* Exercise goal *
Identify every line in the items below that contains the string "Club", and copy each of those lines in full.

Data taken from a collection:
·····

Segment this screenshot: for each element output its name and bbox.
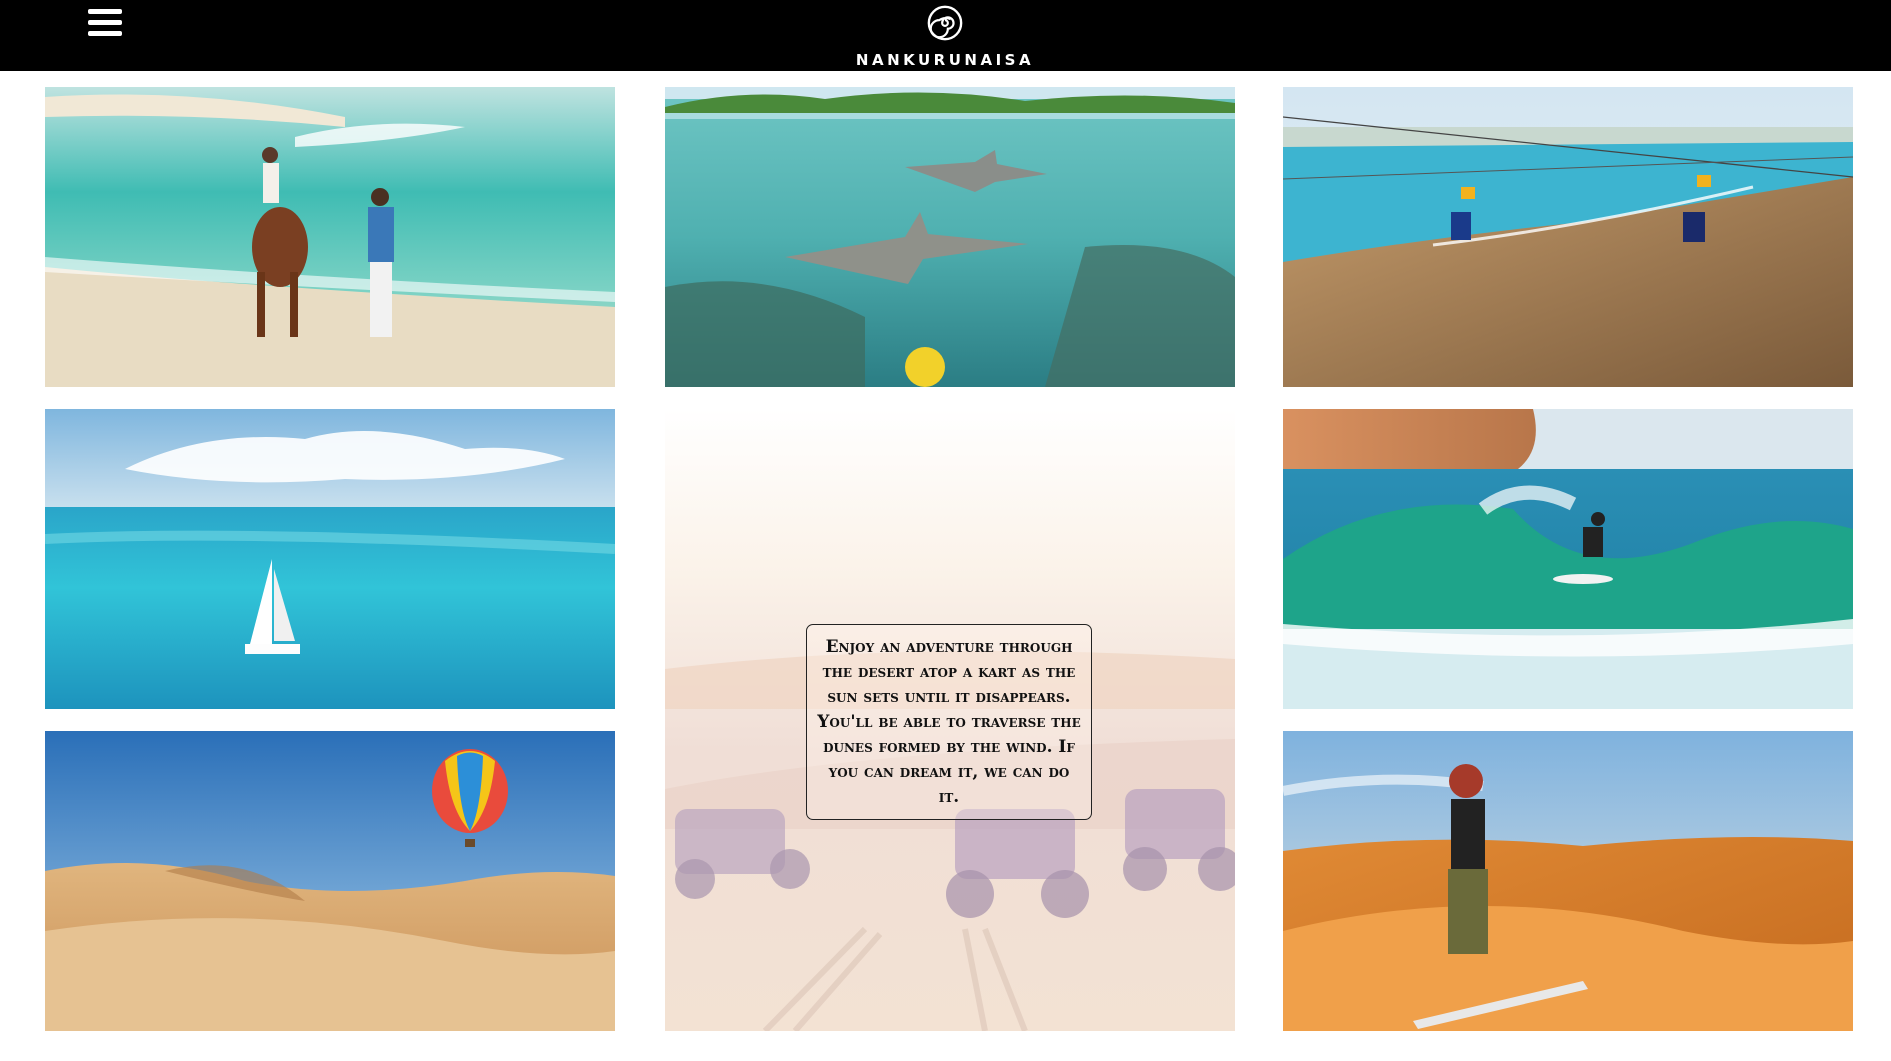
horse-beach-photo[interactable] bbox=[45, 87, 615, 387]
sandboard-photo[interactable] bbox=[1283, 731, 1853, 1031]
brand-logo[interactable]: NANKURUNAISA bbox=[845, 4, 1045, 70]
top-navbar: NANKURUNAISA bbox=[0, 0, 1891, 71]
zipline-photo[interactable] bbox=[1283, 87, 1853, 387]
brand-name: NANKURUNAISA bbox=[855, 51, 1035, 69]
shark-reef-photo[interactable] bbox=[665, 87, 1235, 387]
spiral-icon bbox=[927, 5, 963, 41]
adventure-caption-box: Enjoy an adventure through the desert at… bbox=[806, 624, 1092, 820]
hamburger-menu-icon[interactable] bbox=[88, 6, 122, 40]
adventure-caption-text: Enjoy an adventure through the desert at… bbox=[817, 636, 1081, 807]
surf-photo[interactable] bbox=[1283, 409, 1853, 709]
balloon-desert-photo[interactable] bbox=[45, 731, 615, 1031]
catamaran-photo[interactable] bbox=[45, 409, 615, 709]
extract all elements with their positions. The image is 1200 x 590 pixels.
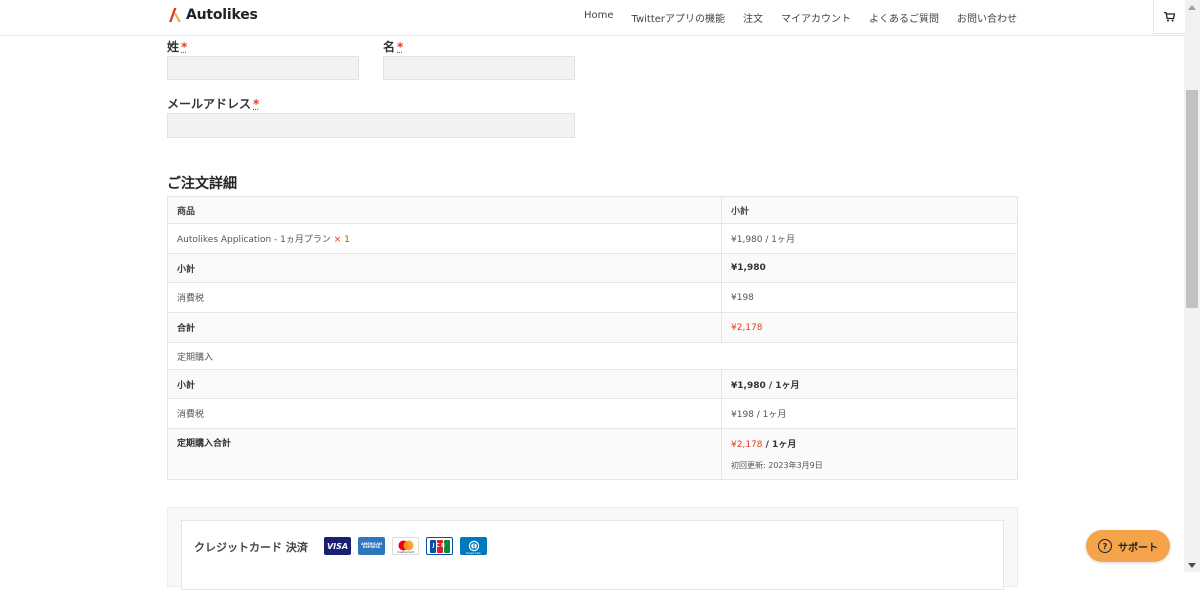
card-brand-list: VISA AMERICAN EXPRESS mastercard JCB Din… (324, 537, 487, 555)
recurring-subtotal-label: 小計 (167, 369, 722, 399)
nav-contact[interactable]: お問い合わせ (957, 10, 1017, 25)
subtotal-row: 小計 ¥1,980 (167, 253, 1018, 283)
recurring-total-cell: ¥2,178 / 1ヶ月 初回更新: 2023年3月9日 (721, 428, 1018, 480)
recurring-tax-row: 消費税 ¥198 / 1ヶ月 (167, 398, 1018, 429)
support-label: サポート (1118, 542, 1158, 554)
last-name-label: 姓 * (167, 38, 187, 55)
amex-text: AMERICAN EXPRESS (361, 541, 382, 549)
order-details-title: ご注文詳細 (167, 176, 237, 192)
recurring-total-value: ¥2,178 / 1ヶ月 (731, 437, 1008, 450)
item-quantity: × 1 (333, 235, 350, 245)
nav-faq[interactable]: よくあるご質問 (869, 10, 939, 25)
tax-row: 消費税 ¥198 (167, 282, 1018, 313)
header-product: 商品 (167, 196, 722, 224)
last-name-input[interactable] (167, 56, 359, 80)
recurring-subtotal-value: ¥1,980 / 1ヶ月 (721, 369, 1018, 399)
item-name: Autolikes Application - 1ヵ月プラン (177, 235, 331, 245)
visa-text: VISA (326, 541, 349, 551)
recurring-total-period: / 1ヶ月 (762, 440, 797, 450)
recurring-total-label: 定期購入合計 (167, 428, 722, 480)
recurring-heading-row: 定期購入 (167, 342, 1018, 370)
subtotal-label: 小計 (167, 253, 722, 283)
first-name-label: 名 * (383, 38, 403, 55)
email-input[interactable] (167, 113, 575, 138)
total-label: 合計 (167, 312, 722, 343)
total-value: ¥2,178 (721, 312, 1018, 343)
recurring-subtotal-row: 小計 ¥1,980 / 1ヶ月 (167, 369, 1018, 399)
item-price: ¥1,980 / 1ヶ月 (721, 223, 1018, 254)
jcb-card-icon: JCB (426, 537, 453, 555)
help-icon: ? (1098, 539, 1112, 553)
total-row: 合計 ¥2,178 (167, 312, 1018, 343)
site-header: Autolikes Home Twitterアプリの機能 注文 マイアカウント … (0, 0, 1185, 36)
nav-home[interactable]: Home (584, 10, 614, 25)
tax-label: 消費税 (167, 282, 722, 313)
visa-card-icon: VISA (324, 537, 351, 555)
subtotal-value: ¥1,980 (721, 253, 1018, 283)
diners-circle (468, 540, 479, 552)
recurring-tax-value: ¥198 / 1ヶ月 (721, 398, 1018, 429)
tax-value: ¥198 (721, 282, 1018, 313)
order-item-row: Autolikes Application - 1ヵ月プラン × 1 ¥1,98… (167, 223, 1018, 254)
first-renewal-date: 初回更新: 2023年3月9日 (731, 461, 823, 470)
diners-text: Diners Club (466, 552, 481, 555)
cart-button[interactable] (1153, 0, 1185, 34)
amex-card-icon: AMERICAN EXPRESS (358, 537, 385, 555)
required-mark: * (253, 97, 260, 111)
credit-card-label: クレジットカード 決済 (194, 541, 308, 554)
first-name-label-text: 名 (383, 40, 396, 54)
mastercard-icon: mastercard (392, 537, 419, 555)
support-button[interactable]: ? サポート (1086, 530, 1170, 562)
last-name-label-text: 姓 (167, 40, 180, 54)
scroll-thumb[interactable] (1186, 90, 1198, 308)
recurring-heading: 定期購入 (167, 342, 1018, 370)
page-scrollbar[interactable] (1184, 0, 1200, 572)
order-item-cell: Autolikes Application - 1ヵ月プラン × 1 (167, 223, 722, 254)
table-header-row: 商品 小計 (167, 196, 1018, 224)
payment-section: クレジットカード 決済 VISA AMERICAN EXPRESS master… (167, 507, 1018, 590)
nav-my-account[interactable]: マイアカウント (781, 10, 851, 25)
jcb-text: JCB (432, 543, 447, 549)
email-label-text: メールアドレス (167, 97, 252, 111)
nav-features[interactable]: Twitterアプリの機能 (631, 10, 725, 25)
scroll-down-arrow-icon[interactable] (1184, 558, 1200, 572)
recurring-total-row: 定期購入合計 ¥2,178 / 1ヶ月 初回更新: 2023年3月9日 (167, 428, 1018, 480)
recurring-tax-label: 消費税 (167, 398, 722, 429)
diners-club-card-icon: Diners Club (460, 537, 487, 555)
required-mark: * (181, 40, 188, 54)
email-label: メールアドレス * (167, 95, 259, 112)
logo-link[interactable]: Autolikes (168, 7, 258, 23)
required-mark: * (397, 40, 404, 54)
cart-icon (1164, 11, 1175, 22)
nav-order[interactable]: 注文 (743, 10, 763, 25)
scroll-up-arrow-icon[interactable] (1184, 0, 1200, 14)
main-nav: Home Twitterアプリの機能 注文 マイアカウント よくあるご質問 お問… (584, 10, 1017, 25)
credit-card-payment-option[interactable]: クレジットカード 決済 VISA AMERICAN EXPRESS master… (181, 520, 1004, 590)
first-name-input[interactable] (383, 56, 575, 80)
mastercard-text: mastercard (396, 550, 415, 554)
order-details-table: 商品 小計 Autolikes Application - 1ヵ月プラン × 1… (167, 196, 1018, 480)
autolikes-logo-icon (169, 8, 181, 22)
logo-text: Autolikes (186, 7, 258, 23)
header-subtotal: 小計 (721, 196, 1018, 224)
recurring-total-amount: ¥2,178 (731, 440, 763, 450)
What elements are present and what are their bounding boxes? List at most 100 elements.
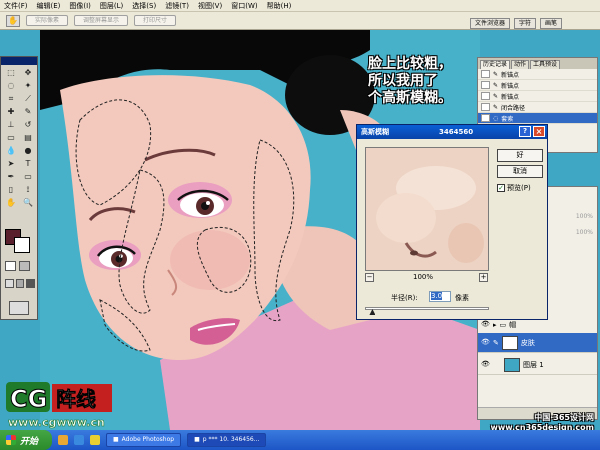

·····

* Final answer *
diners-text: Diners Club (466, 552, 481, 555)
diners-club-card-icon: Diners Club (460, 537, 487, 555)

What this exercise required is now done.